Given problem → Rewrite these lines as a numbered list, skipping any blank lines. Leave the pictures out of the answer.

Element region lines
-----

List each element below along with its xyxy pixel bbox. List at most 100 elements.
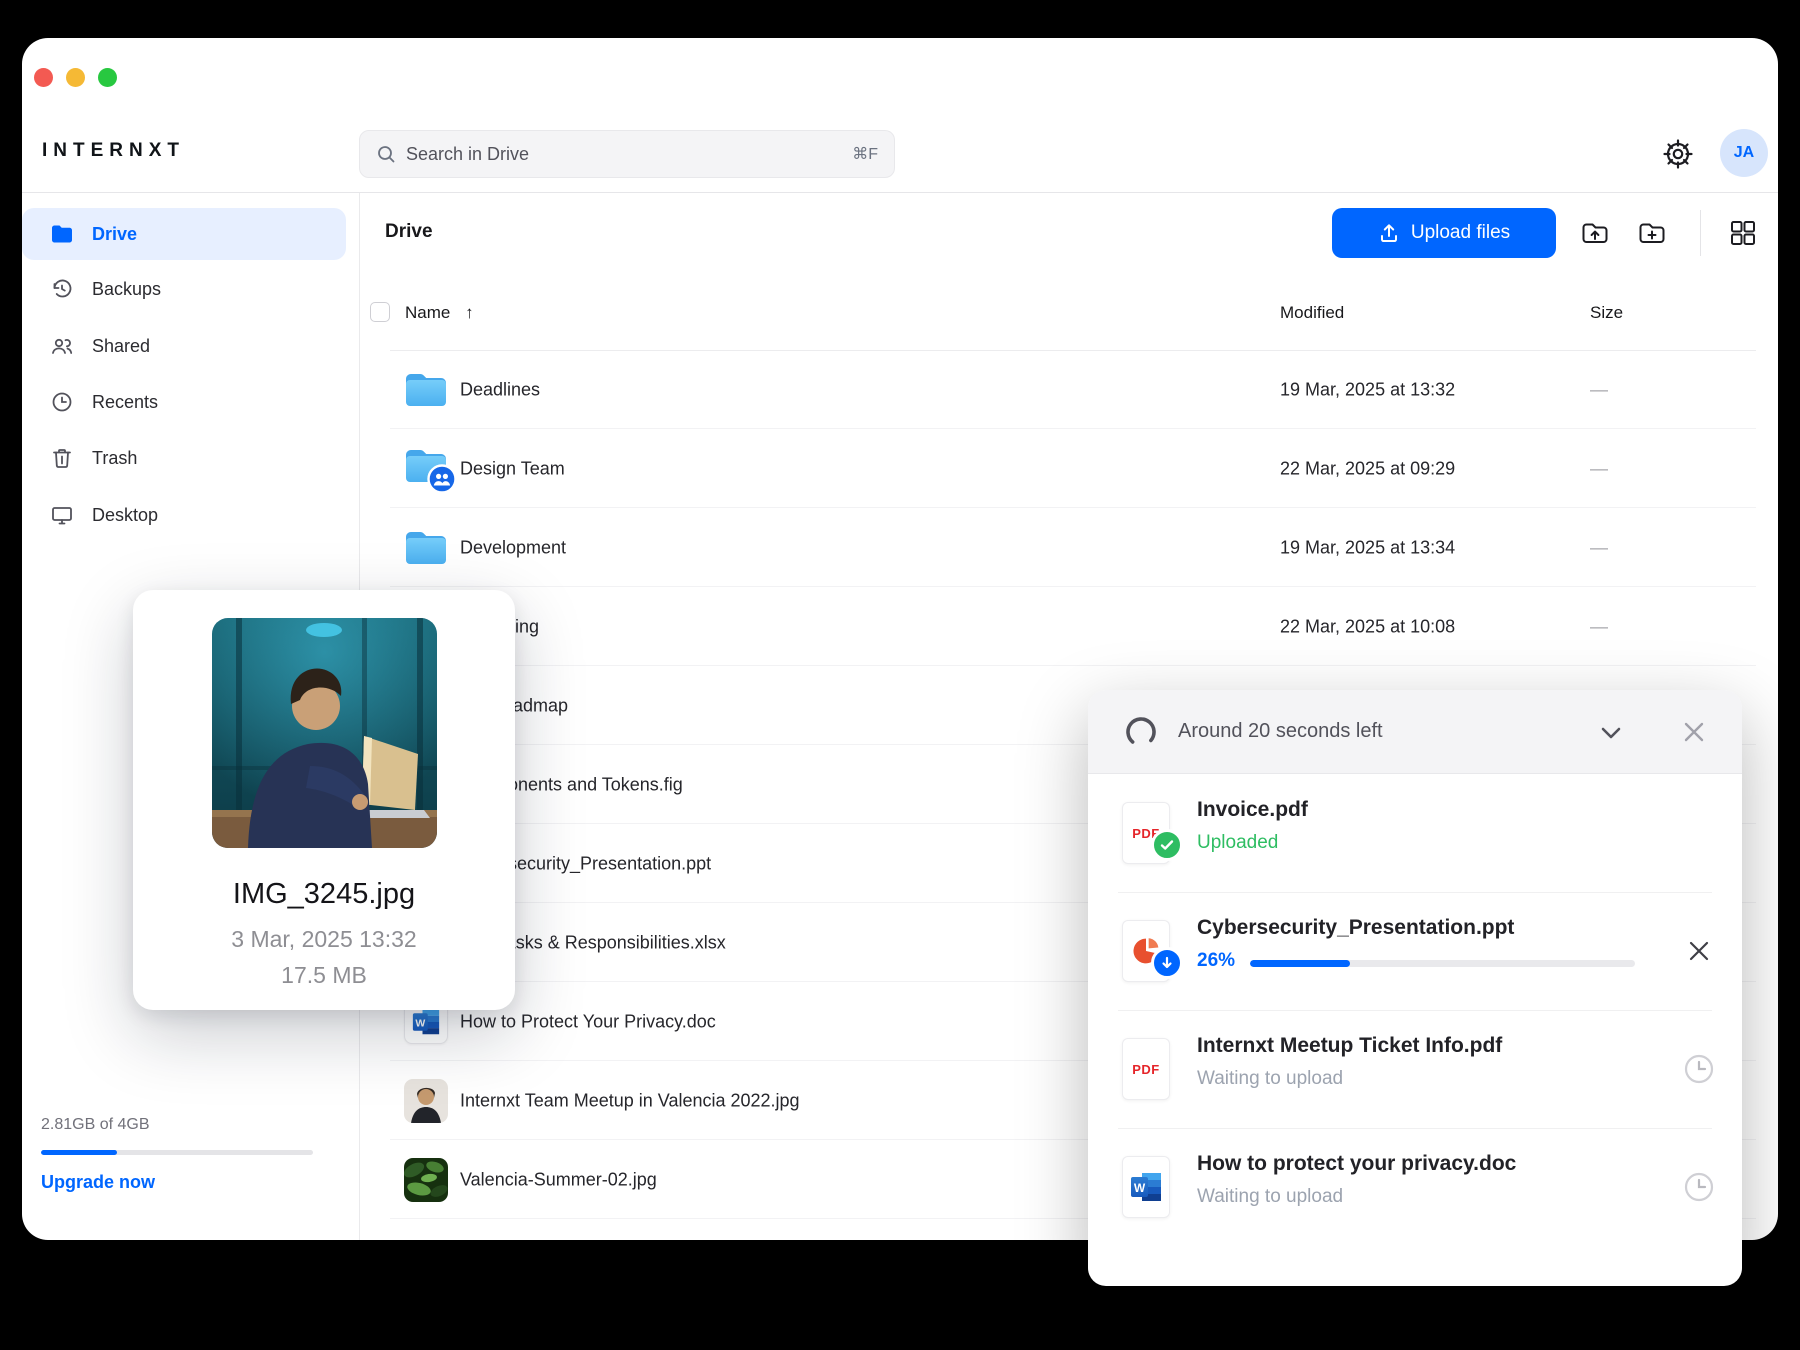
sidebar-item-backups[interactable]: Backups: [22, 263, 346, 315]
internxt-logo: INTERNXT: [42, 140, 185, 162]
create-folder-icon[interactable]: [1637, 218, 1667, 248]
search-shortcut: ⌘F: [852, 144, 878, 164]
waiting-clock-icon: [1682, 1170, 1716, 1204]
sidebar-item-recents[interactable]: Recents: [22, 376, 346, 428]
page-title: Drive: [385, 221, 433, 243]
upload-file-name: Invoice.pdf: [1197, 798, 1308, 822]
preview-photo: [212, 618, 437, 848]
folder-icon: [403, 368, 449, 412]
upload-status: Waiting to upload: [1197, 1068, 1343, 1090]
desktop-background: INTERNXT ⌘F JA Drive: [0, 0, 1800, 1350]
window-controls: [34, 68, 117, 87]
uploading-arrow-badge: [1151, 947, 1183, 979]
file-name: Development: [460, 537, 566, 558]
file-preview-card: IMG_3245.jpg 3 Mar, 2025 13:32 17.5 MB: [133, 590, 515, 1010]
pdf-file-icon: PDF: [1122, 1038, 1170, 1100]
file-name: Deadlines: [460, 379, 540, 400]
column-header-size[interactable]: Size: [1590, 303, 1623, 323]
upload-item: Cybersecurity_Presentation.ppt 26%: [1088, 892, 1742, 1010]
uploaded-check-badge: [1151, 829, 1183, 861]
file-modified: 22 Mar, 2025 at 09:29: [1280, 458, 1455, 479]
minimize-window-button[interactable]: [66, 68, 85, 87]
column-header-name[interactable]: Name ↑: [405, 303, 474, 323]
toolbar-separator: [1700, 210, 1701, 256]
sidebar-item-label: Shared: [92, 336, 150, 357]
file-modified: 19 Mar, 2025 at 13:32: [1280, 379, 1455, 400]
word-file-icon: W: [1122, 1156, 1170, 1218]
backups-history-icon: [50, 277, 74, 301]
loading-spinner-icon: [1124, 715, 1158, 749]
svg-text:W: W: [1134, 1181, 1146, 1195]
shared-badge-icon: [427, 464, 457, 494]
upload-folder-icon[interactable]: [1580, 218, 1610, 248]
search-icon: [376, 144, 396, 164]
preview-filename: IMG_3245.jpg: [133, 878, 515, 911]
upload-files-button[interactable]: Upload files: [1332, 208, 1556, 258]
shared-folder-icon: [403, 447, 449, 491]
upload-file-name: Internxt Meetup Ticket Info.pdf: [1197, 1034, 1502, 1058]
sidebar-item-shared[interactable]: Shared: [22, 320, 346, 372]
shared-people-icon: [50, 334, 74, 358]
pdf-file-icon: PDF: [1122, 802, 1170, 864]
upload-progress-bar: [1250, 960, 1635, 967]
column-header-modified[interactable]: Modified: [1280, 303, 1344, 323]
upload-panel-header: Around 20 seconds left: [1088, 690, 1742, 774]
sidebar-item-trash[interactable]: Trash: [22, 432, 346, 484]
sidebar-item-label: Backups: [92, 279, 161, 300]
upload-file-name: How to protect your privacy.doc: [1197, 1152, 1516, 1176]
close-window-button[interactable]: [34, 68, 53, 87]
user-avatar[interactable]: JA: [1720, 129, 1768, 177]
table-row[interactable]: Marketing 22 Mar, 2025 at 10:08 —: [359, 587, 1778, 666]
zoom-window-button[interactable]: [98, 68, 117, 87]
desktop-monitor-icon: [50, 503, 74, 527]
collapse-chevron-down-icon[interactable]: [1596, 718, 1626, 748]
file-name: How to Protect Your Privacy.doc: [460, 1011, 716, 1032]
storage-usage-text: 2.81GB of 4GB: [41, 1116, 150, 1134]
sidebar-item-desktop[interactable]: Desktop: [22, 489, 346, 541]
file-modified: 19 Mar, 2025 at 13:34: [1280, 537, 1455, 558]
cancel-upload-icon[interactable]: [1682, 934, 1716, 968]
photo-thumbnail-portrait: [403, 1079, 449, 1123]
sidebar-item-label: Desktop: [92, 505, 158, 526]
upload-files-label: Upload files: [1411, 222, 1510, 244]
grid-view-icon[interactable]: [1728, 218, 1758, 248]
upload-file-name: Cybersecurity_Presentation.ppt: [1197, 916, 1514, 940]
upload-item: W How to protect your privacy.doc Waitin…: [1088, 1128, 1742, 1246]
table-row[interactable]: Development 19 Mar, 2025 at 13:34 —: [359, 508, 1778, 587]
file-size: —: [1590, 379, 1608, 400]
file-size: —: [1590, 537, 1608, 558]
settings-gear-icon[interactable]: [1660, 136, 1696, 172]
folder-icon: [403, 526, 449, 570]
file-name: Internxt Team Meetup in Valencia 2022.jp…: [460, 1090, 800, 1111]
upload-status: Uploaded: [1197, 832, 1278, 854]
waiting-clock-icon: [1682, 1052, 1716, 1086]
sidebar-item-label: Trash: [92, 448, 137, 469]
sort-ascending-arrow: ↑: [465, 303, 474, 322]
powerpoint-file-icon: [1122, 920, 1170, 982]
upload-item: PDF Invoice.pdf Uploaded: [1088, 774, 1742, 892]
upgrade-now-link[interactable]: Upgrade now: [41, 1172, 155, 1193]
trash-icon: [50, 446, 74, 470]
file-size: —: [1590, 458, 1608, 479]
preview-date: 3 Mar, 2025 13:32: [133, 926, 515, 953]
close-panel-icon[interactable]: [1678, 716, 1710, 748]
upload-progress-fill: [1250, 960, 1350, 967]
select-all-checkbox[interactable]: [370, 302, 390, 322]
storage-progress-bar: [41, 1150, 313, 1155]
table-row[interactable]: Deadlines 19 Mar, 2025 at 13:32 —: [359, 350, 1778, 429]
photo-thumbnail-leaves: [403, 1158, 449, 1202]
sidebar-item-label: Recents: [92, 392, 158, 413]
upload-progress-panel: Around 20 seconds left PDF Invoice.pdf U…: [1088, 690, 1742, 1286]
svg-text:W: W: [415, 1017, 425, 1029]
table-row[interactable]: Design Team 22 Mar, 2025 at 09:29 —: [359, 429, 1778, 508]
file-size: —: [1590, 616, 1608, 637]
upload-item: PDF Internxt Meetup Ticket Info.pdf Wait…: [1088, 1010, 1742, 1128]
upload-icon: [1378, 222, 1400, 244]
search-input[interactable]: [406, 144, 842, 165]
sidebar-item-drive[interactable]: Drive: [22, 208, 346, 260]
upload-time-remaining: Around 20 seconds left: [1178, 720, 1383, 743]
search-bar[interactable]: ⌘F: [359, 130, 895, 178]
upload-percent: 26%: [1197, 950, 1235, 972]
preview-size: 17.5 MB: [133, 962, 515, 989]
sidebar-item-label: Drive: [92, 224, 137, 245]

-----

The completed task →
1. List each element below along with its xyxy pixel bbox. List at most 100 elements.
2. sidebar-item-backups[interactable]: Backups: [22, 263, 346, 315]
3. internxt-logo: INTERNXT: [42, 140, 185, 162]
4. create-folder-icon[interactable]: [1637, 218, 1667, 248]
5. search-shortcut: ⌘F: [852, 144, 878, 164]
6. waiting-clock-icon: [1682, 1170, 1716, 1204]
7. sidebar-item-recents[interactable]: Recents: [22, 376, 346, 428]
8. page-title: Drive: [385, 221, 433, 243]
9. upload-file-name: Invoice.pdf: [1197, 798, 1308, 822]
10. preview-photo: [212, 618, 437, 848]
11. folder-icon: [403, 368, 449, 412]
12. upload-status: Waiting to upload: [1197, 1068, 1343, 1090]
13. desktop-background: INTERNXT ⌘F JA Drive: [0, 0, 1800, 1350]
14. window-controls: [34, 68, 117, 87]
15. uploading-arrow-badge: [1151, 947, 1183, 979]
16. file-name: Development: [460, 537, 566, 558]
17. file-preview-card: IMG_3245.jpg 3 Mar, 2025 13:32 17.5 MB: [133, 590, 515, 1010]
18. pdf-file-icon: PDF: [1122, 1038, 1170, 1100]
19. file-name: Deadlines: [460, 379, 540, 400]
20. column-header-size[interactable]: Size: [1590, 303, 1623, 323]
21. upload-item: Cybersecurity_Presentation.ppt 26%: [1088, 892, 1742, 1010]
22. uploaded-check-badge: [1151, 829, 1183, 861]
23. file-modified: 22 Mar, 2025 at 09:29: [1280, 458, 1455, 479]
24. minimize-window-button[interactable]: [66, 68, 85, 87]
25. column-header-name[interactable]: Name ↑: [405, 303, 474, 323]
26. toolbar-separator: [1700, 210, 1701, 256]
27. sidebar-item-label: Shared: [92, 336, 150, 357]
28. file-modified: 19 Mar, 2025 at 13:32: [1280, 379, 1455, 400]
29. word-file-icon: W: [1122, 1156, 1170, 1218]
30. backups-history-icon: [50, 277, 74, 301]
31. loading-spinner-icon: [1124, 715, 1158, 749]
32. svg-text:W: W: [1134, 1181, 1146, 1195]
33. shared-badge-icon: [427, 464, 457, 494]
34. upload-folder-icon[interactable]: [1580, 218, 1610, 248]
35. search-icon: [376, 144, 396, 164]
36. preview-filename: IMG_3245.jpg: [133, 878, 515, 911]
37. upload-files-button[interactable]: Upload files: [1332, 208, 1556, 258]
38. shared-folder-icon: [403, 447, 449, 491]
39. upload-file-name: Internxt Meetup Ticket Info.pdf: [1197, 1034, 1502, 1058]
40. sidebar-item-shared[interactable]: Shared: [22, 320, 346, 372]
41. shared-people-icon: [50, 334, 74, 358]
42. pdf-file-icon: PDF: [1122, 802, 1170, 864]
43. upload-progress-bar: [1250, 960, 1635, 967]
44. column-header-modified[interactable]: Modified: [1280, 303, 1344, 323]
45. upload-panel-header: Around 20 seconds left: [1088, 690, 1742, 774]
46. sidebar-item-trash[interactable]: Trash: [22, 432, 346, 484]
47. sidebar-item-label: Backups: [92, 279, 161, 300]
48. upload-file-name: How to protect your privacy.doc: [1197, 1152, 1516, 1176]
49. close-window-button[interactable]: [34, 68, 53, 87]
50. user-avatar[interactable]: JA: [1720, 129, 1768, 177]
51. table-row[interactable]: Marketing 22 Mar, 2025 at 10:08 —: [359, 587, 1778, 666]
52. zoom-window-button[interactable]: [98, 68, 117, 87]
53. desktop-monitor-icon: [50, 503, 74, 527]
54. collapse-chevron-down-icon[interactable]: [1596, 718, 1626, 748]
55. file-name: How to Protect Your Privacy.doc: [460, 1011, 716, 1032]
56. storage-usage-text: 2.81GB of 4GB: [41, 1116, 150, 1134]
57. sidebar-item-desktop[interactable]: Desktop: [22, 489, 346, 541]
58. file-modified: 19 Mar, 2025 at 13:34: [1280, 537, 1455, 558]
59. cancel-upload-icon[interactable]: [1682, 934, 1716, 968]
60. photo-thumbnail-portrait: [403, 1079, 449, 1123]
61. sidebar-item-label: Desktop: [92, 505, 158, 526]
62. upload-files-label: Upload files: [1411, 222, 1510, 244]
63. grid-view-icon[interactable]: [1728, 218, 1758, 248]
64. upload-file-name: Cybersecurity_Presentation.ppt: [1197, 916, 1514, 940]
65. upload-item: W How to protect your privacy.doc Waitin…: [1088, 1128, 1742, 1246]
66. table-row[interactable]: Development 19 Mar, 2025 at 13:34 —: [359, 508, 1778, 587]
67. file-size: —: [1590, 379, 1608, 400]
68. file-size: —: [1590, 537, 1608, 558]
69. settings-gear-icon[interactable]: [1660, 136, 1696, 172]
70. folder-icon: [403, 526, 449, 570]
71. file-name: Internxt Team Meetup in Valencia 2022.jp…: [460, 1090, 800, 1111]
72. upload-status: Uploaded: [1197, 832, 1278, 854]
73. waiting-clock-icon: [1682, 1052, 1716, 1086]
74. sidebar-item-label: Trash: [92, 448, 137, 469]
75. sort-ascending-arrow: ↑: [465, 303, 474, 322]
76. powerpoint-file-icon: [1122, 920, 1170, 982]
77. upload-item: PDF Invoice.pdf Uploaded: [1088, 774, 1742, 892]
78. upgrade-now-link[interactable]: Upgrade now: [41, 1172, 155, 1193]
79. trash-icon: [50, 446, 74, 470]
80. file-size: —: [1590, 458, 1608, 479]
81. preview-date: 3 Mar, 2025 13:32: [133, 926, 515, 953]
82. close-panel-icon[interactable]: [1678, 716, 1710, 748]
83. upload-progress-fill: [1250, 960, 1350, 967]
84. select-all-checkbox[interactable]: [370, 302, 390, 322]
85. storage-progress-bar: [41, 1150, 313, 1155]
86. table-row[interactable]: Deadlines 19 Mar, 2025 at 13:32 —: [359, 350, 1778, 429]
87. photo-thumbnail-leaves: [403, 1158, 449, 1202]
88. sidebar-item-label: Recents: [92, 392, 158, 413]
89. upload-progress-panel: Around 20 seconds left PDF Invoice.pdf U…: [1088, 690, 1742, 1286]
90. svg-text:W: W: [415, 1017, 425, 1029]
91. table-row[interactable]: Design Team 22 Mar, 2025 at 09:29 —: [359, 429, 1778, 508]
92. file-size: —: [1590, 616, 1608, 637]
93. upload-item: PDF Internxt Meetup Ticket Info.pdf Wait…: [1088, 1010, 1742, 1128]
94. upload-icon: [1378, 222, 1400, 244]
95. search-input[interactable]: [406, 144, 842, 165]
96. sidebar-item-drive[interactable]: Drive: [22, 208, 346, 260]
97. upload-time-remaining: Around 20 seconds left: [1178, 720, 1383, 743]
98. search-bar[interactable]: ⌘F: [359, 130, 895, 178]
99. upload-percent: 26%: [1197, 950, 1235, 972]
100. preview-size: 17.5 MB: [133, 962, 515, 989]
101. sidebar-item-label: Drive: [92, 224, 137, 245]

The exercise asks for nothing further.